- **AIM**: Copy every line from the records below that holds the word "this".
-- START OF DATA --
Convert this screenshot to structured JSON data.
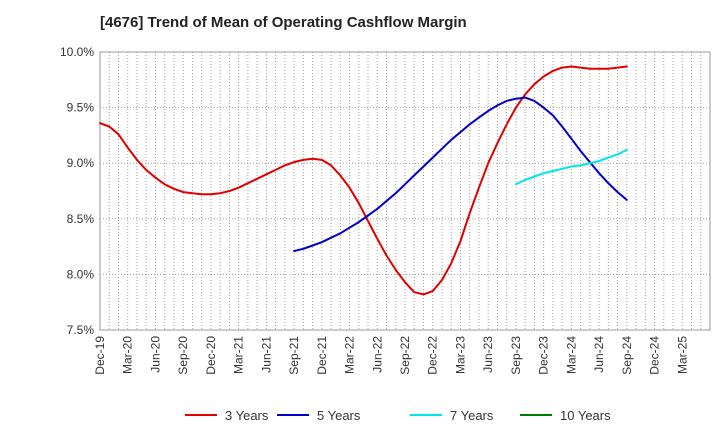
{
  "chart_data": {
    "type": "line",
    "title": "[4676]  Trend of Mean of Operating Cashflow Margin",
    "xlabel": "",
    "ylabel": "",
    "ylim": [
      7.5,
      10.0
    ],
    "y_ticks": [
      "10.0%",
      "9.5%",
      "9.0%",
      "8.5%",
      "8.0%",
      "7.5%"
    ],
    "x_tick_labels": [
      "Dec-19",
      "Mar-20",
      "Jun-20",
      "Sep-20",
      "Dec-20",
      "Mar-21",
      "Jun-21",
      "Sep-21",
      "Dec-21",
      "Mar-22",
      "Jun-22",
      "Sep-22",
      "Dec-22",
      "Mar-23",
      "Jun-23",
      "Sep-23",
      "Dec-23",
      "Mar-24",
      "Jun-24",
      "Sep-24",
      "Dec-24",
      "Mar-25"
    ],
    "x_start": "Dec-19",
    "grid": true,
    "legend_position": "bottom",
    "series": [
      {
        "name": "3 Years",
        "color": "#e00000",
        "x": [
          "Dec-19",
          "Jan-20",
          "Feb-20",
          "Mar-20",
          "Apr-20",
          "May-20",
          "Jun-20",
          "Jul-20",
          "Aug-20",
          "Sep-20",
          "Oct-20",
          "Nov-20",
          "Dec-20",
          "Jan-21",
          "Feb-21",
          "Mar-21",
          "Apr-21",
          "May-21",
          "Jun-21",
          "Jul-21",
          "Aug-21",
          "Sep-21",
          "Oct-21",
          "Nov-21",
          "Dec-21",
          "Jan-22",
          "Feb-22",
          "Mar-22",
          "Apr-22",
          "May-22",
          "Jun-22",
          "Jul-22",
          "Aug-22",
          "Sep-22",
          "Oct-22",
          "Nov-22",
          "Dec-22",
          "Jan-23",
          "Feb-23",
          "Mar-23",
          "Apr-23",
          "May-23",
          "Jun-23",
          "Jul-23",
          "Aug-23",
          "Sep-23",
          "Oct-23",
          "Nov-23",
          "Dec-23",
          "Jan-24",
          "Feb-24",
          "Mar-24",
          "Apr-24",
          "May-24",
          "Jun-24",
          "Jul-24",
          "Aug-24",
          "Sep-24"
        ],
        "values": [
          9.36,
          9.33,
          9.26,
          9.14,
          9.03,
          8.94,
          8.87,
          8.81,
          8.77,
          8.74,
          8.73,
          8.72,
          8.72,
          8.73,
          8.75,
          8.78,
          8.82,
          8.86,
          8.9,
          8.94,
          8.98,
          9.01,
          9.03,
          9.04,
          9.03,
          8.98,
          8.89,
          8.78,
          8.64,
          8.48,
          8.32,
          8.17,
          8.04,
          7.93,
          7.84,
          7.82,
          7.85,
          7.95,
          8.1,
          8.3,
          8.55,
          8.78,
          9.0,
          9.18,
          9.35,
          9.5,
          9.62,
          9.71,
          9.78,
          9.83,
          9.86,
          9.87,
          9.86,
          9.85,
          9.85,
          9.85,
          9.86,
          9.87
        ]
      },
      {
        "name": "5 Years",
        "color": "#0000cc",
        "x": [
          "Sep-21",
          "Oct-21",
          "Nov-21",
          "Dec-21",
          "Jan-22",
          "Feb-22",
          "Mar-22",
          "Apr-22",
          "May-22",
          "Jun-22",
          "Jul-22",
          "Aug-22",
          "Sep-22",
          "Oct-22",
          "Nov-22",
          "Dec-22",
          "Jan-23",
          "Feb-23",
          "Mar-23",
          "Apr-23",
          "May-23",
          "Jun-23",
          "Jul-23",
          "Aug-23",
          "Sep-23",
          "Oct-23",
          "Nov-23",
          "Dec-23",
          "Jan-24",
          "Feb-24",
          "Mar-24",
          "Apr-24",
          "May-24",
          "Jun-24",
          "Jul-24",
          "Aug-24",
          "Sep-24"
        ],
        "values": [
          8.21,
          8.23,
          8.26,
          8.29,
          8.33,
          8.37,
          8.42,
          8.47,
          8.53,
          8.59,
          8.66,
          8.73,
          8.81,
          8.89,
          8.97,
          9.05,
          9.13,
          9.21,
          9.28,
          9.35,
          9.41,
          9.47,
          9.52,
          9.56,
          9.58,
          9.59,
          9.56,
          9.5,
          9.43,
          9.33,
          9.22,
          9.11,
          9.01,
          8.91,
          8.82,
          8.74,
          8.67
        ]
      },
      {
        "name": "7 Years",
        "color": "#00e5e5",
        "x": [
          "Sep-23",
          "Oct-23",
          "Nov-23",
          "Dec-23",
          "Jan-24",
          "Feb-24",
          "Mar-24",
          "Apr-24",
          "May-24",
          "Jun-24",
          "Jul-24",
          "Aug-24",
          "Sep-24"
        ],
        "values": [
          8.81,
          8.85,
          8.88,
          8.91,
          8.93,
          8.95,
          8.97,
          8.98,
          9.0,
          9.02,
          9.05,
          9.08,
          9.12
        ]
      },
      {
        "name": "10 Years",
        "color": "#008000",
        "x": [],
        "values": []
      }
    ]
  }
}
-- END OF DATA --
-- START OF DATA --
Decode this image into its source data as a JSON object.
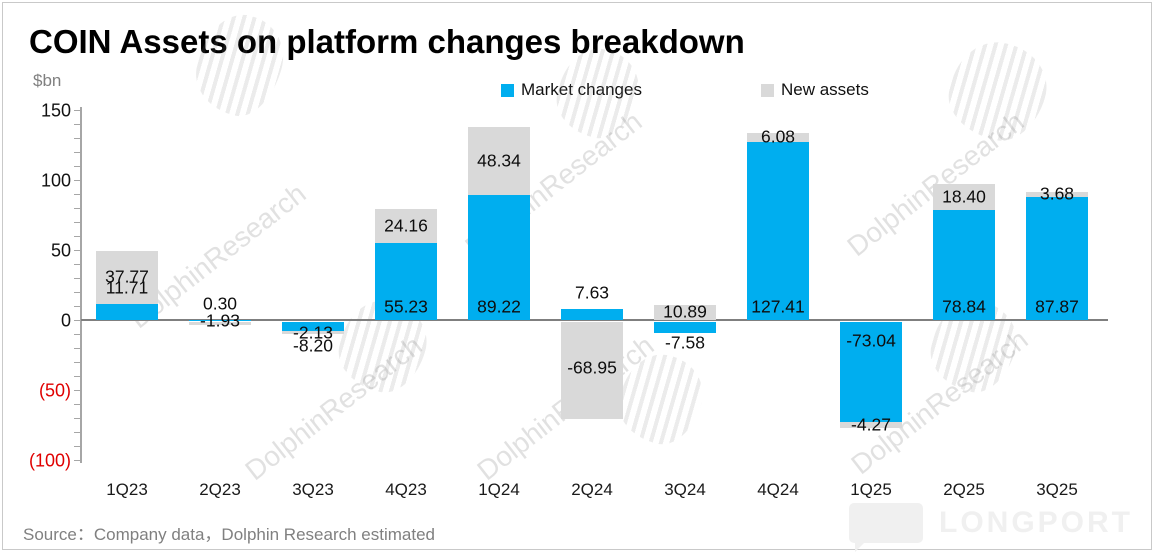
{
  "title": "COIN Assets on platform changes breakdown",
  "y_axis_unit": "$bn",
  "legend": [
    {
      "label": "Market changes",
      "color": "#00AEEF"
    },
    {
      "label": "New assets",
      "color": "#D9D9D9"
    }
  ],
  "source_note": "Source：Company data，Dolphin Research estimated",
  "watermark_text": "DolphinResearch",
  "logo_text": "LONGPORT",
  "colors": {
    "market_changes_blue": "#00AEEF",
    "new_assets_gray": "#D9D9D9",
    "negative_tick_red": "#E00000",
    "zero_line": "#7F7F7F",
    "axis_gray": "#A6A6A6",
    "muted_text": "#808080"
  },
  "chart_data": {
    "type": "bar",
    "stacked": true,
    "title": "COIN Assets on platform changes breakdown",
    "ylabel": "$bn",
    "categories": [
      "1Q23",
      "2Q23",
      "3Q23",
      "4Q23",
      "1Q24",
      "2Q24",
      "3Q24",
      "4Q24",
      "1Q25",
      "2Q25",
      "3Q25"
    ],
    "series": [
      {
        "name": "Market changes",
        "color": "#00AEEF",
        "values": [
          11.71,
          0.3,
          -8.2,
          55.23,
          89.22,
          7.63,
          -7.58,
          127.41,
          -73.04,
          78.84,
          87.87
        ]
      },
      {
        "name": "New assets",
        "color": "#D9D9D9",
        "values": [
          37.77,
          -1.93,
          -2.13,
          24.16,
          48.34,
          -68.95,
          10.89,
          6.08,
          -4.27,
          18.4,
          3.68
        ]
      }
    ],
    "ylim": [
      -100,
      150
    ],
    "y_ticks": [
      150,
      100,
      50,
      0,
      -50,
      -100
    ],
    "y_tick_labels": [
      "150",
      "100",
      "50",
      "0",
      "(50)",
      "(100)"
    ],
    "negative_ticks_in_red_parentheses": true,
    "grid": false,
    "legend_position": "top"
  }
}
-- END OF DATA --
-- START OF DATA --
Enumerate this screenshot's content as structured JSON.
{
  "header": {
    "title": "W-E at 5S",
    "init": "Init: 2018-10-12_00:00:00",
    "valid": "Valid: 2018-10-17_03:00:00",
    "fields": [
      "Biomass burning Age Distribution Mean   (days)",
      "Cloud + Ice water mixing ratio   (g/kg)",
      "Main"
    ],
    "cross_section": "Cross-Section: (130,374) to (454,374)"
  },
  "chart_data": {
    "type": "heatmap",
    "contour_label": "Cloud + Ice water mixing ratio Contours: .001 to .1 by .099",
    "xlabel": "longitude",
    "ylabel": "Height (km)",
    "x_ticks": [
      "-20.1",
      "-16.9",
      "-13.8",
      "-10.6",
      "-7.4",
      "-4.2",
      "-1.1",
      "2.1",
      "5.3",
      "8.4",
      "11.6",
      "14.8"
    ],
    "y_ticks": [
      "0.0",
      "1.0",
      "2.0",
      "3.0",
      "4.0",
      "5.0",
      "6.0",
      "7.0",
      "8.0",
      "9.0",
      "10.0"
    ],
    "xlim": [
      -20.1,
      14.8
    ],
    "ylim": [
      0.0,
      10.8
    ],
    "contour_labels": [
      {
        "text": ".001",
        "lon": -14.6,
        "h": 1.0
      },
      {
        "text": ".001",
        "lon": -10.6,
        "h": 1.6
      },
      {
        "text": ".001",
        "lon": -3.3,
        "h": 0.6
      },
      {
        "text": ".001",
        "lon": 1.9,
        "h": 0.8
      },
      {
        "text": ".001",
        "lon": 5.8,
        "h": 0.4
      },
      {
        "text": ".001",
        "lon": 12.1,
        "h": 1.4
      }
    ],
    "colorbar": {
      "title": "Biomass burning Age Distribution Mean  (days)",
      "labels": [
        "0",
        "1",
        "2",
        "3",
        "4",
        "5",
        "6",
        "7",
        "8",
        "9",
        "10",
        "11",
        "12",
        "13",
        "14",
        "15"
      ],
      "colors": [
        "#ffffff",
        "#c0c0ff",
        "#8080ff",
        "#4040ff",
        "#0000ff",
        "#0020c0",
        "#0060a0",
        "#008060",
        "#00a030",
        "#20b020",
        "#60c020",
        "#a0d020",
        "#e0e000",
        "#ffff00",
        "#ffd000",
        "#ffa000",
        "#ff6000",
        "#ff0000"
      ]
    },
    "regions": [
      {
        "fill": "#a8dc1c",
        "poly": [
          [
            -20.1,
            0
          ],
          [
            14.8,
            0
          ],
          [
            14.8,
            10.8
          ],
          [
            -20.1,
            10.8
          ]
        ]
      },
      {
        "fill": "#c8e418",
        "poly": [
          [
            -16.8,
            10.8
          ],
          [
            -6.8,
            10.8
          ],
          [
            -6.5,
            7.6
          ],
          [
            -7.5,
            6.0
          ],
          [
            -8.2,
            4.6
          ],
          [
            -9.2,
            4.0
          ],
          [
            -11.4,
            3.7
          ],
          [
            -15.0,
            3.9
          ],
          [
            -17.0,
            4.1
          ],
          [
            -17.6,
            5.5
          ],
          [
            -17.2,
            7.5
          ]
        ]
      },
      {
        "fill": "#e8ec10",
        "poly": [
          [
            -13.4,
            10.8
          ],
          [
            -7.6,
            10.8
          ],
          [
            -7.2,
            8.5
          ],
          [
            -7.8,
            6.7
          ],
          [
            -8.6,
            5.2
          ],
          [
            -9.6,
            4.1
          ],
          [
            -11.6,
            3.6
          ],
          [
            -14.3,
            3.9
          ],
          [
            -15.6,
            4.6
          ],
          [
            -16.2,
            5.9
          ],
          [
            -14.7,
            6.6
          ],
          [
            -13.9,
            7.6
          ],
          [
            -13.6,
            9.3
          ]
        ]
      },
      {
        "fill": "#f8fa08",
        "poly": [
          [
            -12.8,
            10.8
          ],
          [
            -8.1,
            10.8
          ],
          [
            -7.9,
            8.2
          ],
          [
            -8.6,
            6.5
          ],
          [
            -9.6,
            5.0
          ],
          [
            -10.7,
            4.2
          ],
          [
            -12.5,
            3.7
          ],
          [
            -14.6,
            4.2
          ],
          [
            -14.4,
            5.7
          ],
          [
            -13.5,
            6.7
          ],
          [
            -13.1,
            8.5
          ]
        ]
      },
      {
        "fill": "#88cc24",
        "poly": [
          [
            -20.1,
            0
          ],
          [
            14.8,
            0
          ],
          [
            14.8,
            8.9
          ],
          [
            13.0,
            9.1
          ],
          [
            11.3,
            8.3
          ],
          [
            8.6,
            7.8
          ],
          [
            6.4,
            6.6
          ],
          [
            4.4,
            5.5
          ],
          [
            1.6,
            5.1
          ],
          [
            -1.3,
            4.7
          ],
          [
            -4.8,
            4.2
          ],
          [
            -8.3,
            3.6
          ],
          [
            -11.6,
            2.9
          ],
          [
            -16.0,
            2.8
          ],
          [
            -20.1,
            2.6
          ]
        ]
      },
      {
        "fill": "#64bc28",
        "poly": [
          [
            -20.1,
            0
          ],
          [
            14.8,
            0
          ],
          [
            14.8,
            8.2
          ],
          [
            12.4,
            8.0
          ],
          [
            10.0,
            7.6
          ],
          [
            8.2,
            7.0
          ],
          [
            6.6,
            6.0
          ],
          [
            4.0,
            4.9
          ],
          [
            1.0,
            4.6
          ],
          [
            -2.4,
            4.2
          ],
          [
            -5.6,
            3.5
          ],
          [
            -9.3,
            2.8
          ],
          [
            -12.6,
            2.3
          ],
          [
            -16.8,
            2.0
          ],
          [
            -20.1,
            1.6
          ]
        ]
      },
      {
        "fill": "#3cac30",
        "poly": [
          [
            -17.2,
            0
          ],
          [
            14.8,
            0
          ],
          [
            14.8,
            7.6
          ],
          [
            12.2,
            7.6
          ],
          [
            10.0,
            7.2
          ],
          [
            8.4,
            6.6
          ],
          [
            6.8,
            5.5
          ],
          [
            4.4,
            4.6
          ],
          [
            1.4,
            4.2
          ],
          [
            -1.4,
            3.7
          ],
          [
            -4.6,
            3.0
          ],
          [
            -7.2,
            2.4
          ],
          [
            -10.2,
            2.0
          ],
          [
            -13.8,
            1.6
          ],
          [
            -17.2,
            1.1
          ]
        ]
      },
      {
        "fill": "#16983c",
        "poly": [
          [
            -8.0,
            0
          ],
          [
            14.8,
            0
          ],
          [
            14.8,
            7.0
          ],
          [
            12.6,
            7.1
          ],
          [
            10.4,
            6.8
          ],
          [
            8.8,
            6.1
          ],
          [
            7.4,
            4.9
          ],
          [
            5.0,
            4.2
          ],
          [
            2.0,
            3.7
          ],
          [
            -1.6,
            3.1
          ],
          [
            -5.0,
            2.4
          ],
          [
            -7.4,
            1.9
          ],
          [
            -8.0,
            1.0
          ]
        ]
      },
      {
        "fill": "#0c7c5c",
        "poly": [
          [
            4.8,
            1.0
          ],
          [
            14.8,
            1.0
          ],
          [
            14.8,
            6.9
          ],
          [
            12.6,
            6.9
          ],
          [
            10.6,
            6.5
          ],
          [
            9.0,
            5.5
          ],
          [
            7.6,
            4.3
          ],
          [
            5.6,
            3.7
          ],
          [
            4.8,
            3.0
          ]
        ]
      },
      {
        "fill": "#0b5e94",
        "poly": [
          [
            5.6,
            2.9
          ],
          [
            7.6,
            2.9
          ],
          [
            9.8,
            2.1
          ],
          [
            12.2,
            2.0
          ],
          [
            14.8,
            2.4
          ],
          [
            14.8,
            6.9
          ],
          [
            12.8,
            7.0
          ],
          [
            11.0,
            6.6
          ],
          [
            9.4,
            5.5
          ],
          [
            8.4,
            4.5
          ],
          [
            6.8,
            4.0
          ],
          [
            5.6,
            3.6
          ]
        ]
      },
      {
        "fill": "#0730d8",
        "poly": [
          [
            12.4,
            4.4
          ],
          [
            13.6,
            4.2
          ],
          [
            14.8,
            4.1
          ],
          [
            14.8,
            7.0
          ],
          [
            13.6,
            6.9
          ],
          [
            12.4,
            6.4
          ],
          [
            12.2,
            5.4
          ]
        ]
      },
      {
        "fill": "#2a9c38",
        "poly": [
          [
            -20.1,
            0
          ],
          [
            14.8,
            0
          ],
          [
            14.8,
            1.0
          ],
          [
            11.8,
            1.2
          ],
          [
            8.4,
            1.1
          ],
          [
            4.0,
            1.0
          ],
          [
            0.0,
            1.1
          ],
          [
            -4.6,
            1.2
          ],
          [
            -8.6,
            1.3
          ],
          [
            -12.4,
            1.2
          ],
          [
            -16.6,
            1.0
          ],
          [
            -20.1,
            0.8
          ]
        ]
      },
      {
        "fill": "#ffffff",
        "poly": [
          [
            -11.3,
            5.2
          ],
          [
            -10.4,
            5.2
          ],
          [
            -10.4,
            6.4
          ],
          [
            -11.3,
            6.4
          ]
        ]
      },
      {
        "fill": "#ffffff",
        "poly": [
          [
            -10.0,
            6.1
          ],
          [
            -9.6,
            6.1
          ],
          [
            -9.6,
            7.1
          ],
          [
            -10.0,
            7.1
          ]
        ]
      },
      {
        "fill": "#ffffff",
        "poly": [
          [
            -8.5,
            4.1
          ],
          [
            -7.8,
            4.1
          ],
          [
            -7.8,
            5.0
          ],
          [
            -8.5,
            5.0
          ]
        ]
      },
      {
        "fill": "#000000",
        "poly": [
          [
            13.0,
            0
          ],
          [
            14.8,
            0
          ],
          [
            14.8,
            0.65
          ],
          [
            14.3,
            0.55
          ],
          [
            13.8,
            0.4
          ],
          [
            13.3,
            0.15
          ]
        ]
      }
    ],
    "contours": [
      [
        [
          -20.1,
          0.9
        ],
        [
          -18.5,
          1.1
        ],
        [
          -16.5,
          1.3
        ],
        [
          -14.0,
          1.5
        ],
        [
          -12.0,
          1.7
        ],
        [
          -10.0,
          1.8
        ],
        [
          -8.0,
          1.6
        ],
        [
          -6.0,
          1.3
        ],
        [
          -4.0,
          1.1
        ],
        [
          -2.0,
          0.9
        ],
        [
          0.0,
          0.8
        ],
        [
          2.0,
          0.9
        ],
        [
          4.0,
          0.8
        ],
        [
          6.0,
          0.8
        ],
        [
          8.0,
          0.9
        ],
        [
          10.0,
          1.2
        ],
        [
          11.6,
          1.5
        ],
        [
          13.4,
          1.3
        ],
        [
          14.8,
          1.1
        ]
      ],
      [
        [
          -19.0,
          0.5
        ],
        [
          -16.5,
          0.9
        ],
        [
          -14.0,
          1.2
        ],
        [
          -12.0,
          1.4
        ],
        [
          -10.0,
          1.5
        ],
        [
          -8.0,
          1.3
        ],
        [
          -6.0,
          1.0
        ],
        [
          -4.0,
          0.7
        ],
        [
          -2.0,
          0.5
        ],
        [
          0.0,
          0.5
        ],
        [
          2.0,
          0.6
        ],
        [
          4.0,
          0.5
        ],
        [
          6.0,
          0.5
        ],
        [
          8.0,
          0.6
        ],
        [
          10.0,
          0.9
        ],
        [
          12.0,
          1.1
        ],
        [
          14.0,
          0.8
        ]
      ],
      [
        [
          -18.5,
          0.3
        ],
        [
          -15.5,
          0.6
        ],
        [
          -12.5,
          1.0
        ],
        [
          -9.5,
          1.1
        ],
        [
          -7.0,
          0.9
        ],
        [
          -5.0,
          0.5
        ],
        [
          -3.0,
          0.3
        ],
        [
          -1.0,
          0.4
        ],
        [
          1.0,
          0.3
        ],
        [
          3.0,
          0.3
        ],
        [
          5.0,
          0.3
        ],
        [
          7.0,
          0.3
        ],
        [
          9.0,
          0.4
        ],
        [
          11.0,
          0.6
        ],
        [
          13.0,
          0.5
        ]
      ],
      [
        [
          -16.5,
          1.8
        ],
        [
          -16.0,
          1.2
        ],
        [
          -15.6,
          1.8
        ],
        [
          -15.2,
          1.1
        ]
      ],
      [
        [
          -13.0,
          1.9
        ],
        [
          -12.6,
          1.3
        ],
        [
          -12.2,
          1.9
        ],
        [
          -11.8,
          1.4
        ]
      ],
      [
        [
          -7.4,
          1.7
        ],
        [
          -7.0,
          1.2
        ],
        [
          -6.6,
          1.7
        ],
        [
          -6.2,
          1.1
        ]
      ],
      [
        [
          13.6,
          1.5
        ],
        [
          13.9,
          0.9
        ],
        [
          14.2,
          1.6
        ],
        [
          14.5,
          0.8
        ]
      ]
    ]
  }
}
-- END OF DATA --
- **WRITTEN ANSWER**:
Convert this screenshot to structured JSON data.
Decode this image into its source data as a JSON object.
Enumerate this screenshot's content as structured JSON.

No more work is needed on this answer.